▸ GIVEN EXERCISE A
Does the Butler family passage support each of these statements? (i) Charlie's uncle was shot dead by the IRA. (ii) Bobby and his wife live next door. (iii) Charlie works as a taxi driver.
▸ GIVEN EXERCISE B
Who are all the people the Butler family passage mentions by name?
▸ GIVEN EXERCISE C
How old is Lauren, according to the Butler family passage?

▸ QUOTED PASSAGE

------------------------

The three-bedroomed council house is always busy. Only the Butlers' daughter has left home, and she has moved no further than around the corner. All but one of Charlie's nine sisters and four brothers live locally, as do Linda's two brothers.
The Butlers, like previous generations, have lived out their days on the Shankill, the tiny sectarian homeland to west Belfast's Protestants. The ordinariness of the domestic scene is mere veneer. 'That is where the Shankill Butchers dumped their victims,' says Charlie, matter-of-factly, pointing from his back garden on the Glencairn estate, at the top end of the Shankill Road.
In the early 1970s, terrorism came closer to home when Charlie's uncle was shot dead by loyalist terrorists. They apologised later; an unfortunate case of mistaken identity. Seven weeks ago, the Butlers were devastated by an IRA attack when Charlie's niece, Evelyn, her husband and her seven-year-old daughter were killed in the Shankill bomb. Evelyn's mum - also Evelyn - and her husband Bobby, who live next door, now care for their two surviving grandchildren - Lauren, four months, and Darren, nine.
Over coffee, Lauren, brought through by her grandmother, is passed from adult to adoring adult. Beautiful and chubby in pink, she is blessedly unaware of the tragedy. But Evelyn says Darren is 'still very confused'. He used to live just a few doors away. The house is already re-let but he wanders over hoping his mum will turn up.
'We don't hold any bitterness towards ordinary Catholics,' Evelyn says. 'We got so many cards from priests, nuns and Catholic people. That helped.'
Charlie, a taxi driver, dragged the bodies of his niece and her child from the wreckage but did not find out who they were until formal identification hours later. He and Bobby have just recently returned to work.

------------------------

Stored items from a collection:
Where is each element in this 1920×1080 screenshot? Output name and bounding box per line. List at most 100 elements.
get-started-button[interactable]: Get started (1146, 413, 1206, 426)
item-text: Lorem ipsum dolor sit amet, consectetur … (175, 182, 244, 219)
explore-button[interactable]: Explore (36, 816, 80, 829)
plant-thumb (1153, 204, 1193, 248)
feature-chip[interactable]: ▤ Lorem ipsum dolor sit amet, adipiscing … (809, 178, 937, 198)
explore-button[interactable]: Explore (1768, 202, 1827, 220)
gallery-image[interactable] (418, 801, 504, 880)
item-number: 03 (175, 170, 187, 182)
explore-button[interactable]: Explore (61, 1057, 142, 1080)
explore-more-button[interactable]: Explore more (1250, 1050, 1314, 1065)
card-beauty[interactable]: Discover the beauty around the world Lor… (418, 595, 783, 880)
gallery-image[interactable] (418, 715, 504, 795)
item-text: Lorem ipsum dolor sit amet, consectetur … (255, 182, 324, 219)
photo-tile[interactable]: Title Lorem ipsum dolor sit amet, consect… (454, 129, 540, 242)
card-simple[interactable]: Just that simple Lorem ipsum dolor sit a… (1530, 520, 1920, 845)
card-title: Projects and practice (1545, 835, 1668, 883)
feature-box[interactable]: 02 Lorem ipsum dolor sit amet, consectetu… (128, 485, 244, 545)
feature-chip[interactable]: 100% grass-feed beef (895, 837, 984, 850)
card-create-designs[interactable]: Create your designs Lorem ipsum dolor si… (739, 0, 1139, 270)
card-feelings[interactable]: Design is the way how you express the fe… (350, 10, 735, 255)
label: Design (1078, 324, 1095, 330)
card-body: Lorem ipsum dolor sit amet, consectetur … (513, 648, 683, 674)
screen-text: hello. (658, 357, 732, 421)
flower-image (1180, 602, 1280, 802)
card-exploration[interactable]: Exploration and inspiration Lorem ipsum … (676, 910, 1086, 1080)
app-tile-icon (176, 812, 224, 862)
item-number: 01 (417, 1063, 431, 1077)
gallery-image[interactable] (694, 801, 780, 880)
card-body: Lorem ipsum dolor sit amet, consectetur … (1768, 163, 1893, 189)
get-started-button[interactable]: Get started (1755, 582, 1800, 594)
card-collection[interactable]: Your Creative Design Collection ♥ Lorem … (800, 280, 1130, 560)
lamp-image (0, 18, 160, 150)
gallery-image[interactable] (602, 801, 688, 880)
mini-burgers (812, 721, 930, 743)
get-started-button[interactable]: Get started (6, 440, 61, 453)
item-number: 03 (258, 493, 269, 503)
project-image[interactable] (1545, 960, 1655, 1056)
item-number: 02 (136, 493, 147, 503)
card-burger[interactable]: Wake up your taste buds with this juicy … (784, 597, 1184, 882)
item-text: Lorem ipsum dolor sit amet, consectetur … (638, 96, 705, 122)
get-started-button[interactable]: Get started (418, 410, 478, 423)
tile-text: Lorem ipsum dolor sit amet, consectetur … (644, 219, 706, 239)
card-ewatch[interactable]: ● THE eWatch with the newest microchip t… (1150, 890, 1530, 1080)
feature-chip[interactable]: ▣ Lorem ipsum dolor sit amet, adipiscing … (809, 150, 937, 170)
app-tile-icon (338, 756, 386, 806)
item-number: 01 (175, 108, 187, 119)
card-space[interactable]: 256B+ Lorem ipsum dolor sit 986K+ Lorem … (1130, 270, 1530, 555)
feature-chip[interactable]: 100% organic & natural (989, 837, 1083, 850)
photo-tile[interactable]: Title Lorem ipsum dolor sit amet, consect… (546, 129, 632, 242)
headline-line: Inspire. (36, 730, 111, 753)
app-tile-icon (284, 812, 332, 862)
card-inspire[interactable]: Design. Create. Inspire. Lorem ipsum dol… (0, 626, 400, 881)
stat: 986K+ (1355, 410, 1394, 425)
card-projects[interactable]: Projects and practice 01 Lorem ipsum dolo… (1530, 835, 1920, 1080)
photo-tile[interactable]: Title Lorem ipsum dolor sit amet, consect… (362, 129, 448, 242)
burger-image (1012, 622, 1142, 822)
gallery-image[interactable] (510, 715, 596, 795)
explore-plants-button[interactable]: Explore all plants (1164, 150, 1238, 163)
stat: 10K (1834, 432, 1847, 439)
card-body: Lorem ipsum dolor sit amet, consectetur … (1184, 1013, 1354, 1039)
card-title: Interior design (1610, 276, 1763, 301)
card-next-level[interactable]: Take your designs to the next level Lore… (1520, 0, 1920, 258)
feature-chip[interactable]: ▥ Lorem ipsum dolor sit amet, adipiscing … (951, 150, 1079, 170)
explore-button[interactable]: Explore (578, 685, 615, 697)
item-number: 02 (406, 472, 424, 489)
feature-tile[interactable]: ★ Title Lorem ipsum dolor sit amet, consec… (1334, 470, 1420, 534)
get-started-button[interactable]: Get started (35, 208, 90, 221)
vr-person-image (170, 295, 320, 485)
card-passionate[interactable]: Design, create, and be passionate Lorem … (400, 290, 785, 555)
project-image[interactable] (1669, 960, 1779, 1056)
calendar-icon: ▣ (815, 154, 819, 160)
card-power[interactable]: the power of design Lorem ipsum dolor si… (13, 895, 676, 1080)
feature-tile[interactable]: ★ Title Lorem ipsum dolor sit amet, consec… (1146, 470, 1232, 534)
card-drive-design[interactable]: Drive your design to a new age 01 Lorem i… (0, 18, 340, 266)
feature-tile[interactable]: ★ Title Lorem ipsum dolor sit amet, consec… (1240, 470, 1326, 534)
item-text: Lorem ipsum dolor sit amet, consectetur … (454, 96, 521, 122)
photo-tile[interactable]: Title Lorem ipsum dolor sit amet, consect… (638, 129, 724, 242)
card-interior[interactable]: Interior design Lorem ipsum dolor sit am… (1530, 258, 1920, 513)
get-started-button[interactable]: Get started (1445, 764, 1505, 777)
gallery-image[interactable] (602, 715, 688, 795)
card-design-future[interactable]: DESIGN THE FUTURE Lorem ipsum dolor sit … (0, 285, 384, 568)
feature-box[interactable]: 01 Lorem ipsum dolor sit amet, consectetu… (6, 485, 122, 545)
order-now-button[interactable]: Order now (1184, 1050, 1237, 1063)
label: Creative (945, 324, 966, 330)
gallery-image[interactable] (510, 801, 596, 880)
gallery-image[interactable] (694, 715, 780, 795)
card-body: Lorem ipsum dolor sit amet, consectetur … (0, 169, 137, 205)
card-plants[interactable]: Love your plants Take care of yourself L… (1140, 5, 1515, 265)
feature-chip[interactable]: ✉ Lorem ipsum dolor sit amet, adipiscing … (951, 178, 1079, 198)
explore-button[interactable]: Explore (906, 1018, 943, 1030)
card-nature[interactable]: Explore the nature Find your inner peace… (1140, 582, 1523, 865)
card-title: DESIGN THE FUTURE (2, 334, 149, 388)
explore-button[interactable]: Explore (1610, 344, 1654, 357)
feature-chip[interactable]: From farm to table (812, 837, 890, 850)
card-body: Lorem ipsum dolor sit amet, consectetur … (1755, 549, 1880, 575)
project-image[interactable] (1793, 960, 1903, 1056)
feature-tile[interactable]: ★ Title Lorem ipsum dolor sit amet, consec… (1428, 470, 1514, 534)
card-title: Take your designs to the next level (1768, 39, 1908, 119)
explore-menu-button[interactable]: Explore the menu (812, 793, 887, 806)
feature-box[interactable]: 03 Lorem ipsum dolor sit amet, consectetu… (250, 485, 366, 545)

------------------------

▸ FINAL RESULT A
(i) No: "Charlie's uncle was shot dead by loyalist terrorists"
(ii) Yes: "her husband Bobby, who live next door"
(iii) Yes: "Charlie, a taxi driver"

▸ FINAL RESULT B
- Charlie
- Linda
- Evelyn, Charlie's niece
- Evelyn, the niece's mother
- Bobby
- Lauren
- Darren

▸ FINAL RESULT C
Four months.